▸ GIVEN REQUEST: Quote the whole listing exactly. Leave the pictures out of your copy.

▸ RECORDS PROVIDED:

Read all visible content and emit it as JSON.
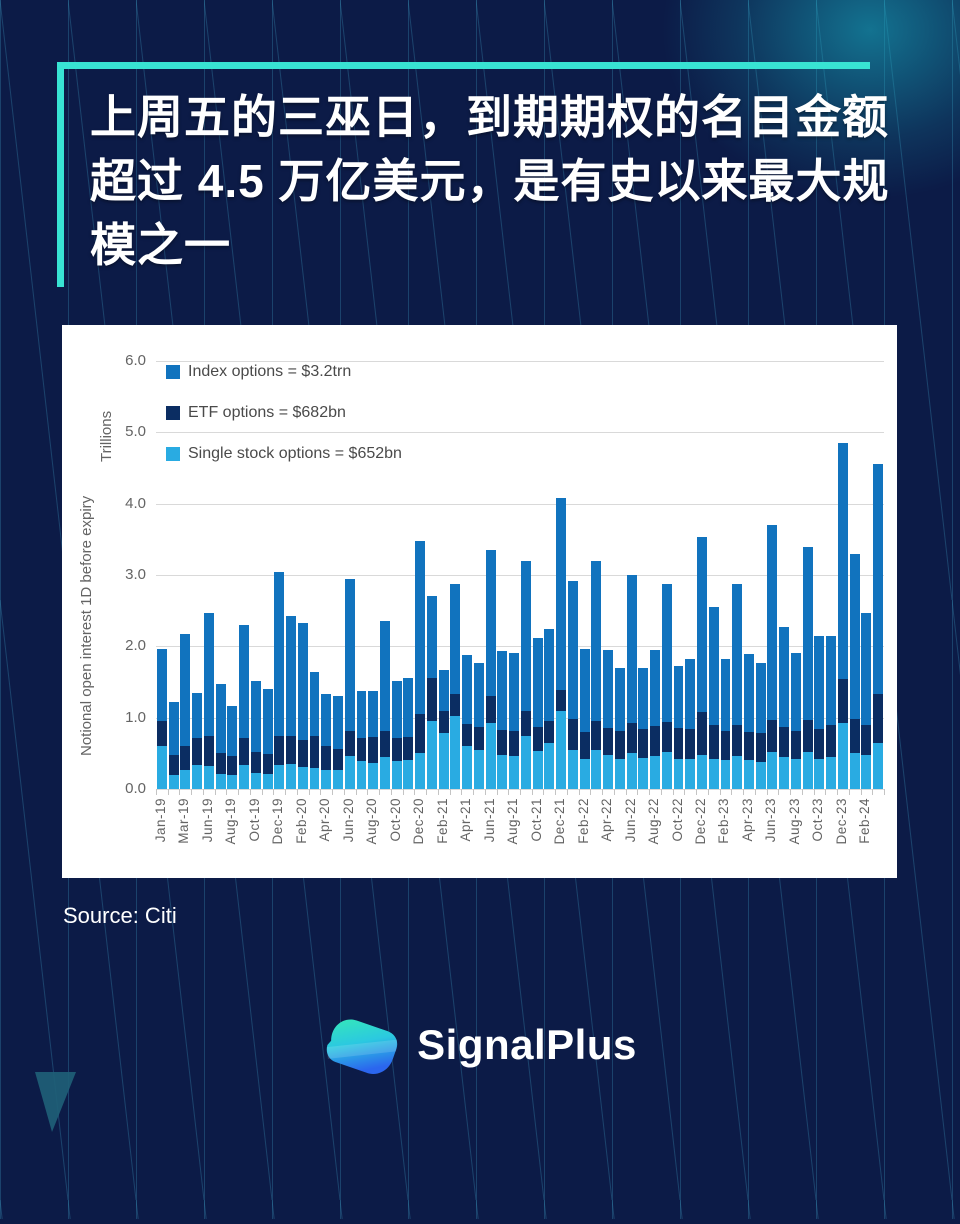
{
  "page": {
    "background_color": "#0C1B47",
    "accent_color": "#38E3D3",
    "pattern_line_color": "#3FA8CD",
    "glow_color": "#17A8BD"
  },
  "title": {
    "lines": [
      "上周五的三巫日，到期期权的名目金额",
      "超过 4.5 万亿美元，是有史以来最大规",
      "模之一"
    ]
  },
  "source": {
    "label": "Source: Citi"
  },
  "brand": {
    "name": "SignalPlus"
  },
  "chart_data": {
    "type": "bar",
    "stacked": true,
    "title": "",
    "xlabel": "",
    "ylabel": "Notional open interest 1D before expiry",
    "ylabel_units": "Trillions",
    "ylim": [
      0,
      6
    ],
    "y_ticks": [
      "6.0",
      "5.0",
      "4.0",
      "3.0",
      "2.0",
      "1.0",
      "0.0"
    ],
    "grid": true,
    "grid_color": "#D9D9D9",
    "axis_text_color": "#646464",
    "legend_position": "top-left-inside",
    "legend": [
      {
        "label": "Index options = $3.2trn",
        "color": "#1173BE"
      },
      {
        "label": "ETF options = $682bn",
        "color": "#0B2D62"
      },
      {
        "label": "Single stock options = $652bn",
        "color": "#29ABE2"
      }
    ],
    "categories": [
      "Jan-19",
      "",
      "Mar-19",
      "",
      "Jun-19",
      "",
      "Aug-19",
      "",
      "Oct-19",
      "",
      "Dec-19",
      "",
      "Feb-20",
      "",
      "Apr-20",
      "",
      "Jun-20",
      "",
      "Aug-20",
      "",
      "Oct-20",
      "",
      "Dec-20",
      "",
      "Feb-21",
      "",
      "Apr-21",
      "",
      "Jun-21",
      "",
      "Aug-21",
      "",
      "Oct-21",
      "",
      "Dec-21",
      "",
      "Feb-22",
      "",
      "Apr-22",
      "",
      "Jun-22",
      "",
      "Aug-22",
      "",
      "Oct-22",
      "",
      "Dec-22",
      "",
      "Feb-23",
      "",
      "Apr-23",
      "",
      "Jun-23",
      "",
      "Aug-23",
      "",
      "Oct-23",
      "",
      "Dec-23",
      "",
      "Feb-24",
      ""
    ],
    "series": [
      {
        "name": "Single stock options",
        "color": "#29ABE2",
        "values": [
          0.6,
          0.2,
          0.26,
          0.33,
          0.32,
          0.21,
          0.2,
          0.34,
          0.22,
          0.21,
          0.34,
          0.35,
          0.31,
          0.3,
          0.27,
          0.26,
          0.46,
          0.39,
          0.37,
          0.45,
          0.39,
          0.41,
          0.5,
          0.95,
          0.79,
          1.02,
          0.61,
          0.55,
          0.93,
          0.48,
          0.46,
          0.74,
          0.53,
          0.65,
          1.09,
          0.55,
          0.42,
          0.55,
          0.48,
          0.42,
          0.5,
          0.44,
          0.46,
          0.52,
          0.42,
          0.42,
          0.48,
          0.42,
          0.4,
          0.46,
          0.4,
          0.38,
          0.52,
          0.45,
          0.42,
          0.52,
          0.42,
          0.45,
          0.92,
          0.5,
          0.48,
          0.65
        ]
      },
      {
        "name": "ETF options",
        "color": "#0B2D62",
        "values": [
          0.35,
          0.28,
          0.34,
          0.38,
          0.42,
          0.3,
          0.26,
          0.38,
          0.3,
          0.28,
          0.4,
          0.4,
          0.38,
          0.45,
          0.33,
          0.3,
          0.35,
          0.33,
          0.36,
          0.36,
          0.33,
          0.32,
          0.55,
          0.6,
          0.3,
          0.31,
          0.3,
          0.32,
          0.37,
          0.35,
          0.35,
          0.35,
          0.34,
          0.31,
          0.3,
          0.43,
          0.38,
          0.4,
          0.38,
          0.4,
          0.42,
          0.4,
          0.42,
          0.42,
          0.44,
          0.42,
          0.6,
          0.48,
          0.42,
          0.44,
          0.4,
          0.4,
          0.45,
          0.42,
          0.4,
          0.45,
          0.42,
          0.45,
          0.62,
          0.48,
          0.42,
          0.68
        ]
      },
      {
        "name": "Index options",
        "color": "#1173BE",
        "values": [
          1.02,
          0.74,
          1.57,
          0.63,
          1.73,
          0.96,
          0.71,
          1.58,
          0.99,
          0.91,
          2.3,
          1.68,
          1.64,
          0.89,
          0.73,
          0.74,
          2.14,
          0.66,
          0.65,
          1.54,
          0.8,
          0.83,
          2.43,
          1.15,
          0.58,
          1.55,
          0.97,
          0.9,
          2.05,
          1.11,
          1.1,
          2.11,
          1.25,
          1.29,
          2.69,
          1.94,
          1.17,
          2.25,
          1.09,
          0.88,
          2.08,
          0.86,
          1.07,
          1.93,
          0.87,
          0.98,
          2.46,
          1.65,
          1.0,
          1.97,
          1.09,
          0.98,
          2.73,
          1.4,
          1.08,
          2.43,
          1.31,
          1.25,
          3.31,
          2.32,
          1.57,
          3.22
        ]
      }
    ]
  }
}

▸ TASK SOLUTION:
Read all visible content and emit it as JSON.
{
  "page": {
    "background_color": "#0C1B47",
    "accent_color": "#38E3D3",
    "pattern_line_color": "#3FA8CD",
    "glow_color": "#17A8BD"
  },
  "title": {
    "lines": [
      "上周五的三巫日，到期期权的名目金额",
      "超过 4.5 万亿美元，是有史以来最大规",
      "模之一"
    ]
  },
  "source": {
    "label": "Source: Citi"
  },
  "brand": {
    "name": "SignalPlus"
  },
  "chart_data": {
    "type": "bar",
    "stacked": true,
    "title": "",
    "xlabel": "",
    "ylabel": "Notional open interest 1D before expiry",
    "ylabel_units": "Trillions",
    "ylim": [
      0,
      6
    ],
    "y_ticks": [
      "6.0",
      "5.0",
      "4.0",
      "3.0",
      "2.0",
      "1.0",
      "0.0"
    ],
    "grid": true,
    "grid_color": "#D9D9D9",
    "axis_text_color": "#646464",
    "legend_position": "top-left-inside",
    "legend": [
      {
        "label": "Index options = $3.2trn",
        "color": "#1173BE"
      },
      {
        "label": "ETF options = $682bn",
        "color": "#0B2D62"
      },
      {
        "label": "Single stock options = $652bn",
        "color": "#29ABE2"
      }
    ],
    "categories": [
      "Jan-19",
      "",
      "Mar-19",
      "",
      "Jun-19",
      "",
      "Aug-19",
      "",
      "Oct-19",
      "",
      "Dec-19",
      "",
      "Feb-20",
      "",
      "Apr-20",
      "",
      "Jun-20",
      "",
      "Aug-20",
      "",
      "Oct-20",
      "",
      "Dec-20",
      "",
      "Feb-21",
      "",
      "Apr-21",
      "",
      "Jun-21",
      "",
      "Aug-21",
      "",
      "Oct-21",
      "",
      "Dec-21",
      "",
      "Feb-22",
      "",
      "Apr-22",
      "",
      "Jun-22",
      "",
      "Aug-22",
      "",
      "Oct-22",
      "",
      "Dec-22",
      "",
      "Feb-23",
      "",
      "Apr-23",
      "",
      "Jun-23",
      "",
      "Aug-23",
      "",
      "Oct-23",
      "",
      "Dec-23",
      "",
      "Feb-24",
      ""
    ],
    "series": [
      {
        "name": "Single stock options",
        "color": "#29ABE2",
        "values": [
          0.6,
          0.2,
          0.26,
          0.33,
          0.32,
          0.21,
          0.2,
          0.34,
          0.22,
          0.21,
          0.34,
          0.35,
          0.31,
          0.3,
          0.27,
          0.26,
          0.46,
          0.39,
          0.37,
          0.45,
          0.39,
          0.41,
          0.5,
          0.95,
          0.79,
          1.02,
          0.61,
          0.55,
          0.93,
          0.48,
          0.46,
          0.74,
          0.53,
          0.65,
          1.09,
          0.55,
          0.42,
          0.55,
          0.48,
          0.42,
          0.5,
          0.44,
          0.46,
          0.52,
          0.42,
          0.42,
          0.48,
          0.42,
          0.4,
          0.46,
          0.4,
          0.38,
          0.52,
          0.45,
          0.42,
          0.52,
          0.42,
          0.45,
          0.92,
          0.5,
          0.48,
          0.65
        ]
      },
      {
        "name": "ETF options",
        "color": "#0B2D62",
        "values": [
          0.35,
          0.28,
          0.34,
          0.38,
          0.42,
          0.3,
          0.26,
          0.38,
          0.3,
          0.28,
          0.4,
          0.4,
          0.38,
          0.45,
          0.33,
          0.3,
          0.35,
          0.33,
          0.36,
          0.36,
          0.33,
          0.32,
          0.55,
          0.6,
          0.3,
          0.31,
          0.3,
          0.32,
          0.37,
          0.35,
          0.35,
          0.35,
          0.34,
          0.31,
          0.3,
          0.43,
          0.38,
          0.4,
          0.38,
          0.4,
          0.42,
          0.4,
          0.42,
          0.42,
          0.44,
          0.42,
          0.6,
          0.48,
          0.42,
          0.44,
          0.4,
          0.4,
          0.45,
          0.42,
          0.4,
          0.45,
          0.42,
          0.45,
          0.62,
          0.48,
          0.42,
          0.68
        ]
      },
      {
        "name": "Index options",
        "color": "#1173BE",
        "values": [
          1.02,
          0.74,
          1.57,
          0.63,
          1.73,
          0.96,
          0.71,
          1.58,
          0.99,
          0.91,
          2.3,
          1.68,
          1.64,
          0.89,
          0.73,
          0.74,
          2.14,
          0.66,
          0.65,
          1.54,
          0.8,
          0.83,
          2.43,
          1.15,
          0.58,
          1.55,
          0.97,
          0.9,
          2.05,
          1.11,
          1.1,
          2.11,
          1.25,
          1.29,
          2.69,
          1.94,
          1.17,
          2.25,
          1.09,
          0.88,
          2.08,
          0.86,
          1.07,
          1.93,
          0.87,
          0.98,
          2.46,
          1.65,
          1.0,
          1.97,
          1.09,
          0.98,
          2.73,
          1.4,
          1.08,
          2.43,
          1.31,
          1.25,
          3.31,
          2.32,
          1.57,
          3.22
        ]
      }
    ]
  }
}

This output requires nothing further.